begin Dataset extract
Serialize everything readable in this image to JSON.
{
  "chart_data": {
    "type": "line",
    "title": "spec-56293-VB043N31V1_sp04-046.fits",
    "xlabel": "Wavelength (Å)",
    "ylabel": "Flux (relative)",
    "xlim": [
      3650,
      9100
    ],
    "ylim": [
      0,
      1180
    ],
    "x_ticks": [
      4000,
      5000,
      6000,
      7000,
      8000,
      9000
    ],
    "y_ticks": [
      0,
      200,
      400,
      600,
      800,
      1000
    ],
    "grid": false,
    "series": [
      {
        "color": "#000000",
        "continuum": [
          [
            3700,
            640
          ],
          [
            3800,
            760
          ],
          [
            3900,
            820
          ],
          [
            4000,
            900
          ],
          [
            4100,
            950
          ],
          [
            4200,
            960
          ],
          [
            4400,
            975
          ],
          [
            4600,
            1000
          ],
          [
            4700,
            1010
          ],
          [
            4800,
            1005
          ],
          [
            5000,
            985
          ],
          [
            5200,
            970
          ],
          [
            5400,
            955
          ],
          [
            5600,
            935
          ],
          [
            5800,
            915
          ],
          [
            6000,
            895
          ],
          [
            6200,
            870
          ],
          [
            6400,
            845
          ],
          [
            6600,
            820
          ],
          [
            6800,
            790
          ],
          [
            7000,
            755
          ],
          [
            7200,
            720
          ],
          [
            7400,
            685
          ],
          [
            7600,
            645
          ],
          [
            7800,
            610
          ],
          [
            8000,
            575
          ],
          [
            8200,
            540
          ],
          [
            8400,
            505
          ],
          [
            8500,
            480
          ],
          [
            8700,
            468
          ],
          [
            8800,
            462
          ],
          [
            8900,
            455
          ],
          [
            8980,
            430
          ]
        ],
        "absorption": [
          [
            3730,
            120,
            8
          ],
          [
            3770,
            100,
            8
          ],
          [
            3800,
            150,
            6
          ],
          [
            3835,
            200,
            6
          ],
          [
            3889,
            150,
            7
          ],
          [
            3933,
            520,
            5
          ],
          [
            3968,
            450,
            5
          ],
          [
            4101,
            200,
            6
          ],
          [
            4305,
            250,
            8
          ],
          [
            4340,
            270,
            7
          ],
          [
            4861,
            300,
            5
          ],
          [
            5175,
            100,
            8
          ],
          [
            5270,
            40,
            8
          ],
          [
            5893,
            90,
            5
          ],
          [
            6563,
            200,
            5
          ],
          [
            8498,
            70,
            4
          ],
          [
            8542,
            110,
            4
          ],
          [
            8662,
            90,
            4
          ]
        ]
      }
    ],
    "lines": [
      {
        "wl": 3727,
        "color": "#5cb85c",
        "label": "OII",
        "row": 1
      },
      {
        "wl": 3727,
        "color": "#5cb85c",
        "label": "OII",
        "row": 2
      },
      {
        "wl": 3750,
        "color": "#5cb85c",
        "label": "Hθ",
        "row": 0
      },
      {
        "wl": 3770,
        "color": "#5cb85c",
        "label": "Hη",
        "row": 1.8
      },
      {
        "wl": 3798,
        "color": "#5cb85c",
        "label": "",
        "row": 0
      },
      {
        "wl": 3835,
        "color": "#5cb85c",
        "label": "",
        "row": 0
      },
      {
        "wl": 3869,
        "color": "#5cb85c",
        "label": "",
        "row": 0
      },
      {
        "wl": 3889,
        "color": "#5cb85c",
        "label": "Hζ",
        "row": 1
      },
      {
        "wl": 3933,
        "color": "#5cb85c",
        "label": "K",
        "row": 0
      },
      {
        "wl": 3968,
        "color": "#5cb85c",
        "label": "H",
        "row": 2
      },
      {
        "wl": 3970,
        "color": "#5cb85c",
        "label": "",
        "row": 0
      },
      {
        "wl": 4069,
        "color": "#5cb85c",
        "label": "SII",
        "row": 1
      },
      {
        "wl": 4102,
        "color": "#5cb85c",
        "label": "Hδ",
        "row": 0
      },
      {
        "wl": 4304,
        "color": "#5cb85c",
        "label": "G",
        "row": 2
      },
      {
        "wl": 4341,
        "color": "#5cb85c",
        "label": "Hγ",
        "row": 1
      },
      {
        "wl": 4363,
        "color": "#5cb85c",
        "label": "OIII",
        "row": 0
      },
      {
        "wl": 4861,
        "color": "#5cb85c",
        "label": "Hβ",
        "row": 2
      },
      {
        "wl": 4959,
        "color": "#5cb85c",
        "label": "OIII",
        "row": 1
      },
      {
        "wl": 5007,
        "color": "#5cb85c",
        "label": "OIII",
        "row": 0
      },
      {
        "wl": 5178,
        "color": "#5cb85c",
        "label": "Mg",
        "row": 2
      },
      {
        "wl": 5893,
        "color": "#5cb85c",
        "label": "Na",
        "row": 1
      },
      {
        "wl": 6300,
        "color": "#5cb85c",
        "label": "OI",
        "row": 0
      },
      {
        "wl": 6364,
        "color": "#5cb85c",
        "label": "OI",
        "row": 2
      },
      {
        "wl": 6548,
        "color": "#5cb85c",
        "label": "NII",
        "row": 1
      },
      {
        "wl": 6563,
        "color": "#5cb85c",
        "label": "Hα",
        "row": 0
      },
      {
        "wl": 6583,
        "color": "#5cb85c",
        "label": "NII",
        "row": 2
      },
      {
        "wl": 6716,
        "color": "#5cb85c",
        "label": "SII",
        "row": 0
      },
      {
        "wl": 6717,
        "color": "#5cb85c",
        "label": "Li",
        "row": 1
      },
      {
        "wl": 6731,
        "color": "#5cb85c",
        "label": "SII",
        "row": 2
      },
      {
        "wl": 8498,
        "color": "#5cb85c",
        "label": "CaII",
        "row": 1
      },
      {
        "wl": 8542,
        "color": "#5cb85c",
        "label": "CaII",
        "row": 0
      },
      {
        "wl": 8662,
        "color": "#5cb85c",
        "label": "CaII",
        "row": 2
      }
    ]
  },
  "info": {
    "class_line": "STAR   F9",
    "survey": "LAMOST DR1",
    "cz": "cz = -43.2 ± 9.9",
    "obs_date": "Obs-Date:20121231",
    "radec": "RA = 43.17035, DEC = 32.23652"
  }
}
end Dataset extract
Problem to work on |
Reproduce the data shown above exactly.

Answer to the task |
Serialize everything readable in this image to JSON.
{
  "chart_data": {
    "type": "line",
    "title": "spec-56293-VB043N31V1_sp04-046.fits",
    "xlabel": "Wavelength (Å)",
    "ylabel": "Flux (relative)",
    "xlim": [
      3650,
      9100
    ],
    "ylim": [
      0,
      1180
    ],
    "x_ticks": [
      4000,
      5000,
      6000,
      7000,
      8000,
      9000
    ],
    "y_ticks": [
      0,
      200,
      400,
      600,
      800,
      1000
    ],
    "grid": false,
    "series": [
      {
        "color": "#000000",
        "continuum": [
          [
            3700,
            640
          ],
          [
            3800,
            760
          ],
          [
            3900,
            820
          ],
          [
            4000,
            900
          ],
          [
            4100,
            950
          ],
          [
            4200,
            960
          ],
          [
            4400,
            975
          ],
          [
            4600,
            1000
          ],
          [
            4700,
            1010
          ],
          [
            4800,
            1005
          ],
          [
            5000,
            985
          ],
          [
            5200,
            970
          ],
          [
            5400,
            955
          ],
          [
            5600,
            935
          ],
          [
            5800,
            915
          ],
          [
            6000,
            895
          ],
          [
            6200,
            870
          ],
          [
            6400,
            845
          ],
          [
            6600,
            820
          ],
          [
            6800,
            790
          ],
          [
            7000,
            755
          ],
          [
            7200,
            720
          ],
          [
            7400,
            685
          ],
          [
            7600,
            645
          ],
          [
            7800,
            610
          ],
          [
            8000,
            575
          ],
          [
            8200,
            540
          ],
          [
            8400,
            505
          ],
          [
            8500,
            480
          ],
          [
            8700,
            468
          ],
          [
            8800,
            462
          ],
          [
            8900,
            455
          ],
          [
            8980,
            430
          ]
        ],
        "absorption": [
          [
            3730,
            120,
            8
          ],
          [
            3770,
            100,
            8
          ],
          [
            3800,
            150,
            6
          ],
          [
            3835,
            200,
            6
          ],
          [
            3889,
            150,
            7
          ],
          [
            3933,
            520,
            5
          ],
          [
            3968,
            450,
            5
          ],
          [
            4101,
            200,
            6
          ],
          [
            4305,
            250,
            8
          ],
          [
            4340,
            270,
            7
          ],
          [
            4861,
            300,
            5
          ],
          [
            5175,
            100,
            8
          ],
          [
            5270,
            40,
            8
          ],
          [
            5893,
            90,
            5
          ],
          [
            6563,
            200,
            5
          ],
          [
            8498,
            70,
            4
          ],
          [
            8542,
            110,
            4
          ],
          [
            8662,
            90,
            4
          ]
        ]
      }
    ],
    "lines": [
      {
        "wl": 3727,
        "color": "#5cb85c",
        "label": "OII",
        "row": 1
      },
      {
        "wl": 3727,
        "color": "#5cb85c",
        "label": "OII",
        "row": 2
      },
      {
        "wl": 3750,
        "color": "#5cb85c",
        "label": "Hθ",
        "row": 0
      },
      {
        "wl": 3770,
        "color": "#5cb85c",
        "label": "Hη",
        "row": 1.8
      },
      {
        "wl": 3798,
        "color": "#5cb85c",
        "label": "",
        "row": 0
      },
      {
        "wl": 3835,
        "color": "#5cb85c",
        "label": "",
        "row": 0
      },
      {
        "wl": 3869,
        "color": "#5cb85c",
        "label": "",
        "row": 0
      },
      {
        "wl": 3889,
        "color": "#5cb85c",
        "label": "Hζ",
        "row": 1
      },
      {
        "wl": 3933,
        "color": "#5cb85c",
        "label": "K",
        "row": 0
      },
      {
        "wl": 3968,
        "color": "#5cb85c",
        "label": "H",
        "row": 2
      },
      {
        "wl": 3970,
        "color": "#5cb85c",
        "label": "",
        "row": 0
      },
      {
        "wl": 4069,
        "color": "#5cb85c",
        "label": "SII",
        "row": 1
      },
      {
        "wl": 4102,
        "color": "#5cb85c",
        "label": "Hδ",
        "row": 0
      },
      {
        "wl": 4304,
        "color": "#5cb85c",
        "label": "G",
        "row": 2
      },
      {
        "wl": 4341,
        "color": "#5cb85c",
        "label": "Hγ",
        "row": 1
      },
      {
        "wl": 4363,
        "color": "#5cb85c",
        "label": "OIII",
        "row": 0
      },
      {
        "wl": 4861,
        "color": "#5cb85c",
        "label": "Hβ",
        "row": 2
      },
      {
        "wl": 4959,
        "color": "#5cb85c",
        "label": "OIII",
        "row": 1
      },
      {
        "wl": 5007,
        "color": "#5cb85c",
        "label": "OIII",
        "row": 0
      },
      {
        "wl": 5178,
        "color": "#5cb85c",
        "label": "Mg",
        "row": 2
      },
      {
        "wl": 5893,
        "color": "#5cb85c",
        "label": "Na",
        "row": 1
      },
      {
        "wl": 6300,
        "color": "#5cb85c",
        "label": "OI",
        "row": 0
      },
      {
        "wl": 6364,
        "color": "#5cb85c",
        "label": "OI",
        "row": 2
      },
      {
        "wl": 6548,
        "color": "#5cb85c",
        "label": "NII",
        "row": 1
      },
      {
        "wl": 6563,
        "color": "#5cb85c",
        "label": "Hα",
        "row": 0
      },
      {
        "wl": 6583,
        "color": "#5cb85c",
        "label": "NII",
        "row": 2
      },
      {
        "wl": 6716,
        "color": "#5cb85c",
        "label": "SII",
        "row": 0
      },
      {
        "wl": 6717,
        "color": "#5cb85c",
        "label": "Li",
        "row": 1
      },
      {
        "wl": 6731,
        "color": "#5cb85c",
        "label": "SII",
        "row": 2
      },
      {
        "wl": 8498,
        "color": "#5cb85c",
        "label": "CaII",
        "row": 1
      },
      {
        "wl": 8542,
        "color": "#5cb85c",
        "label": "CaII",
        "row": 0
      },
      {
        "wl": 8662,
        "color": "#5cb85c",
        "label": "CaII",
        "row": 2
      }
    ]
  },
  "info": {
    "class_line": "STAR   F9",
    "survey": "LAMOST DR1",
    "cz": "cz = -43.2 ± 9.9",
    "obs_date": "Obs-Date:20121231",
    "radec": "RA = 43.17035, DEC = 32.23652"
  }
}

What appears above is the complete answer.